### To be done
Could you extract every entry below and reproduce it exactly?

### Input material
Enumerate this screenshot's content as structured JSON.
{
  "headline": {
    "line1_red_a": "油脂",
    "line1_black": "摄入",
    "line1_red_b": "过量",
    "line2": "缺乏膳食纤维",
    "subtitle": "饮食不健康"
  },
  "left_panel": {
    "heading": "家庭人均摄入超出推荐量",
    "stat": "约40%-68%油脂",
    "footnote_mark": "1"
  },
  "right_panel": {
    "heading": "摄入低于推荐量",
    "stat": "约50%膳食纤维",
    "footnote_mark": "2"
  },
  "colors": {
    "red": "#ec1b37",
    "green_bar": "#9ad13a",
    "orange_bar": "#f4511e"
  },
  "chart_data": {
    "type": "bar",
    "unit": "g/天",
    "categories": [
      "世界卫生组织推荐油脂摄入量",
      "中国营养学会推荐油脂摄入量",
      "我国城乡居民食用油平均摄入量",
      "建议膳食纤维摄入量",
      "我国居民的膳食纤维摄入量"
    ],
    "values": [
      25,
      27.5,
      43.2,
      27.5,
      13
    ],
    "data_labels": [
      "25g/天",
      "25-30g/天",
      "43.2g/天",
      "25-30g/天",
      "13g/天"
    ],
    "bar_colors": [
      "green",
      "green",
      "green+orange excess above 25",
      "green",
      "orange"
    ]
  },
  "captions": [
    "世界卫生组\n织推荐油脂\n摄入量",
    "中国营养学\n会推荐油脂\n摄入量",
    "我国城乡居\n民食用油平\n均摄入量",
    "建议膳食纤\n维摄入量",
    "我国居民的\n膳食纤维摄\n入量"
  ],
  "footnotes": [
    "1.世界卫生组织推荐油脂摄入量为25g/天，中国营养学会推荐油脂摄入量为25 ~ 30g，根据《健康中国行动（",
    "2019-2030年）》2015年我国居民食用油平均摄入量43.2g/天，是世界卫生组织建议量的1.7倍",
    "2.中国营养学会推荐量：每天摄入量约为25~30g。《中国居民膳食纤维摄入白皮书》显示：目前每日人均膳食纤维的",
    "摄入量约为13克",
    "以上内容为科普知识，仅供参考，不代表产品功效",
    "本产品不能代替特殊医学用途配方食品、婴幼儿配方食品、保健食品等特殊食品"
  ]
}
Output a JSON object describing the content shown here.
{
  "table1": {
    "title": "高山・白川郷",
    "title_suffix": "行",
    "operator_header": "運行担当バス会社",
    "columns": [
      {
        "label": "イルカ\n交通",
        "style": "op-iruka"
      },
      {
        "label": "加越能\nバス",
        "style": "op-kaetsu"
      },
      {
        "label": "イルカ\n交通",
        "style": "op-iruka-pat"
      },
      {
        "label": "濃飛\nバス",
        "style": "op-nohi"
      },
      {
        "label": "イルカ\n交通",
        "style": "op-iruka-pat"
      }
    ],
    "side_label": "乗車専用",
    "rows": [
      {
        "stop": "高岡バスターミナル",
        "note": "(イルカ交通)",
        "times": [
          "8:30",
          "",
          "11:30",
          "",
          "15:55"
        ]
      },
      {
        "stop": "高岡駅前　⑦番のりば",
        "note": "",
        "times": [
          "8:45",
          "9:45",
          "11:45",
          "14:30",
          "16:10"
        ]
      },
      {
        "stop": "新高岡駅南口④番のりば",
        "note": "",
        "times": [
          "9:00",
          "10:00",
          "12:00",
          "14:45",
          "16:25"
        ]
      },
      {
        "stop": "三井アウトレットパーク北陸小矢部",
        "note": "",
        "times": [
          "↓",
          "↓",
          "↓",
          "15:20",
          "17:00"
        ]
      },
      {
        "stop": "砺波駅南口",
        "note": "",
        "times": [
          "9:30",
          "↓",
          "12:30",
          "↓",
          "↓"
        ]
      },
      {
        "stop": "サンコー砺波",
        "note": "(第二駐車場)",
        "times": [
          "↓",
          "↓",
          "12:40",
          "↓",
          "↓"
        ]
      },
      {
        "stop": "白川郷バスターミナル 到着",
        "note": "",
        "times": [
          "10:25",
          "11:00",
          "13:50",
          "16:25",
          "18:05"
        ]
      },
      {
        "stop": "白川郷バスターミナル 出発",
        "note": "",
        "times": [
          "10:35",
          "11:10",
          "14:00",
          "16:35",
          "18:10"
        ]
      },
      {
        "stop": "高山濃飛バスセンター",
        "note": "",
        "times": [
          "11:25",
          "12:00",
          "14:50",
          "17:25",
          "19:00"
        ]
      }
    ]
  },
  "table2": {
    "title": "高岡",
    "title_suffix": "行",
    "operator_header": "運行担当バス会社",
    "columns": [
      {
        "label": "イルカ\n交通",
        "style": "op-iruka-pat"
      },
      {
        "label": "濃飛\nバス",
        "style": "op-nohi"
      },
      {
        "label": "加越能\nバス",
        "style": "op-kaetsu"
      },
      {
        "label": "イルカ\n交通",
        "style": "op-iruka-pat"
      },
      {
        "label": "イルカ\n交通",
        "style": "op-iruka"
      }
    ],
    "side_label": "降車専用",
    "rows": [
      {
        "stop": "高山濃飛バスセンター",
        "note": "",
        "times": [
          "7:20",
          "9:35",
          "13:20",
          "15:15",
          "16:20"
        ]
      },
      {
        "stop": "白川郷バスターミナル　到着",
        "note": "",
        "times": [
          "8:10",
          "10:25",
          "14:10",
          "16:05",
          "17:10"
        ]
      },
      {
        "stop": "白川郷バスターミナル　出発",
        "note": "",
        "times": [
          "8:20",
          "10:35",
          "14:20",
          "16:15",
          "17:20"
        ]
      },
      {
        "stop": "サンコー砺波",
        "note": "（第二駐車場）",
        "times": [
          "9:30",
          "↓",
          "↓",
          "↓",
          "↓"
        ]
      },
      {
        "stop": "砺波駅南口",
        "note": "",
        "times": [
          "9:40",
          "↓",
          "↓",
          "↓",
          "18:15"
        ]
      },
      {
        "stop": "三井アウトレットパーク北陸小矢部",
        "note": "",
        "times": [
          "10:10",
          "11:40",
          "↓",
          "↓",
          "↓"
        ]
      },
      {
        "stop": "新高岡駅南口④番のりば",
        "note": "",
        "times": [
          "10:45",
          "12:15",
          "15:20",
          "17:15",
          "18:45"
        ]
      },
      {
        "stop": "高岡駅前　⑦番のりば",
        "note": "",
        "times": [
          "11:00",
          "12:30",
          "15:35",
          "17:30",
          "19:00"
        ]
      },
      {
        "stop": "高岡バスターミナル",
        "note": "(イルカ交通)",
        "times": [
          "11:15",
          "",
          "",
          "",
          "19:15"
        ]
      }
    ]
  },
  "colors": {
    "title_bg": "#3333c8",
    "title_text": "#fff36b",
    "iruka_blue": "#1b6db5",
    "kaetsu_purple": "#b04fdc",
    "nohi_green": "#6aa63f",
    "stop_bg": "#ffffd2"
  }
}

### Task output
Enumerate this screenshot's content as structured JSON.
{
  "headline": {
    "line1_red_a": "油脂",
    "line1_black": "摄入",
    "line1_red_b": "过量",
    "line2": "缺乏膳食纤维",
    "subtitle": "饮食不健康"
  },
  "left_panel": {
    "heading": "家庭人均摄入超出推荐量",
    "stat": "约40%-68%油脂",
    "footnote_mark": "1"
  },
  "right_panel": {
    "heading": "摄入低于推荐量",
    "stat": "约50%膳食纤维",
    "footnote_mark": "2"
  },
  "colors": {
    "red": "#ec1b37",
    "green_bar": "#9ad13a",
    "orange_bar": "#f4511e"
  },
  "chart_data": {
    "type": "bar",
    "unit": "g/天",
    "categories": [
      "世界卫生组织推荐油脂摄入量",
      "中国营养学会推荐油脂摄入量",
      "我国城乡居民食用油平均摄入量",
      "建议膳食纤维摄入量",
      "我国居民的膳食纤维摄入量"
    ],
    "values": [
      25,
      27.5,
      43.2,
      27.5,
      13
    ],
    "data_labels": [
      "25g/天",
      "25-30g/天",
      "43.2g/天",
      "25-30g/天",
      "13g/天"
    ],
    "bar_colors": [
      "green",
      "green",
      "green+orange excess above 25",
      "green",
      "orange"
    ]
  },
  "captions": [
    "世界卫生组\n织推荐油脂\n摄入量",
    "中国营养学\n会推荐油脂\n摄入量",
    "我国城乡居\n民食用油平\n均摄入量",
    "建议膳食纤\n维摄入量",
    "我国居民的\n膳食纤维摄\n入量"
  ],
  "footnotes": [
    "1.世界卫生组织推荐油脂摄入量为25g/天，中国营养学会推荐油脂摄入量为25 ~ 30g，根据《健康中国行动（",
    "2019-2030年）》2015年我国居民食用油平均摄入量43.2g/天，是世界卫生组织建议量的1.7倍",
    "2.中国营养学会推荐量：每天摄入量约为25~30g。《中国居民膳食纤维摄入白皮书》显示：目前每日人均膳食纤维的",
    "摄入量约为13克",
    "以上内容为科普知识，仅供参考，不代表产品功效",
    "本产品不能代替特殊医学用途配方食品、婴幼儿配方食品、保健食品等特殊食品"
  ]
}
Output a JSON object describing the content shown here.
{
  "table1": {
    "title": "高山・白川郷",
    "title_suffix": "行",
    "operator_header": "運行担当バス会社",
    "columns": [
      {
        "label": "イルカ\n交通",
        "style": "op-iruka"
      },
      {
        "label": "加越能\nバス",
        "style": "op-kaetsu"
      },
      {
        "label": "イルカ\n交通",
        "style": "op-iruka-pat"
      },
      {
        "label": "濃飛\nバス",
        "style": "op-nohi"
      },
      {
        "label": "イルカ\n交通",
        "style": "op-iruka-pat"
      }
    ],
    "side_label": "乗車専用",
    "rows": [
      {
        "stop": "高岡バスターミナル",
        "note": "(イルカ交通)",
        "times": [
          "8:30",
          "",
          "11:30",
          "",
          "15:55"
        ]
      },
      {
        "stop": "高岡駅前　⑦番のりば",
        "note": "",
        "times": [
          "8:45",
          "9:45",
          "11:45",
          "14:30",
          "16:10"
        ]
      },
      {
        "stop": "新高岡駅南口④番のりば",
        "note": "",
        "times": [
          "9:00",
          "10:00",
          "12:00",
          "14:45",
          "16:25"
        ]
      },
      {
        "stop": "三井アウトレットパーク北陸小矢部",
        "note": "",
        "times": [
          "↓",
          "↓",
          "↓",
          "15:20",
          "17:00"
        ]
      },
      {
        "stop": "砺波駅南口",
        "note": "",
        "times": [
          "9:30",
          "↓",
          "12:30",
          "↓",
          "↓"
        ]
      },
      {
        "stop": "サンコー砺波",
        "note": "(第二駐車場)",
        "times": [
          "↓",
          "↓",
          "12:40",
          "↓",
          "↓"
        ]
      },
      {
        "stop": "白川郷バスターミナル 到着",
        "note": "",
        "times": [
          "10:25",
          "11:00",
          "13:50",
          "16:25",
          "18:05"
        ]
      },
      {
        "stop": "白川郷バスターミナル 出発",
        "note": "",
        "times": [
          "10:35",
          "11:10",
          "14:00",
          "16:35",
          "18:10"
        ]
      },
      {
        "stop": "高山濃飛バスセンター",
        "note": "",
        "times": [
          "11:25",
          "12:00",
          "14:50",
          "17:25",
          "19:00"
        ]
      }
    ]
  },
  "table2": {
    "title": "高岡",
    "title_suffix": "行",
    "operator_header": "運行担当バス会社",
    "columns": [
      {
        "label": "イルカ\n交通",
        "style": "op-iruka-pat"
      },
      {
        "label": "濃飛\nバス",
        "style": "op-nohi"
      },
      {
        "label": "加越能\nバス",
        "style": "op-kaetsu"
      },
      {
        "label": "イルカ\n交通",
        "style": "op-iruka-pat"
      },
      {
        "label": "イルカ\n交通",
        "style": "op-iruka"
      }
    ],
    "side_label": "降車専用",
    "rows": [
      {
        "stop": "高山濃飛バスセンター",
        "note": "",
        "times": [
          "7:20",
          "9:35",
          "13:20",
          "15:15",
          "16:20"
        ]
      },
      {
        "stop": "白川郷バスターミナル　到着",
        "note": "",
        "times": [
          "8:10",
          "10:25",
          "14:10",
          "16:05",
          "17:10"
        ]
      },
      {
        "stop": "白川郷バスターミナル　出発",
        "note": "",
        "times": [
          "8:20",
          "10:35",
          "14:20",
          "16:15",
          "17:20"
        ]
      },
      {
        "stop": "サンコー砺波",
        "note": "（第二駐車場）",
        "times": [
          "9:30",
          "↓",
          "↓",
          "↓",
          "↓"
        ]
      },
      {
        "stop": "砺波駅南口",
        "note": "",
        "times": [
          "9:40",
          "↓",
          "↓",
          "↓",
          "18:15"
        ]
      },
      {
        "stop": "三井アウトレットパーク北陸小矢部",
        "note": "",
        "times": [
          "10:10",
          "11:40",
          "↓",
          "↓",
          "↓"
        ]
      },
      {
        "stop": "新高岡駅南口④番のりば",
        "note": "",
        "times": [
          "10:45",
          "12:15",
          "15:20",
          "17:15",
          "18:45"
        ]
      },
      {
        "stop": "高岡駅前　⑦番のりば",
        "note": "",
        "times": [
          "11:00",
          "12:30",
          "15:35",
          "17:30",
          "19:00"
        ]
      },
      {
        "stop": "高岡バスターミナル",
        "note": "(イルカ交通)",
        "times": [
          "11:15",
          "",
          "",
          "",
          "19:15"
        ]
      }
    ]
  },
  "colors": {
    "title_bg": "#3333c8",
    "title_text": "#fff36b",
    "iruka_blue": "#1b6db5",
    "kaetsu_purple": "#b04fdc",
    "nohi_green": "#6aa63f",
    "stop_bg": "#ffffd2"
  }
}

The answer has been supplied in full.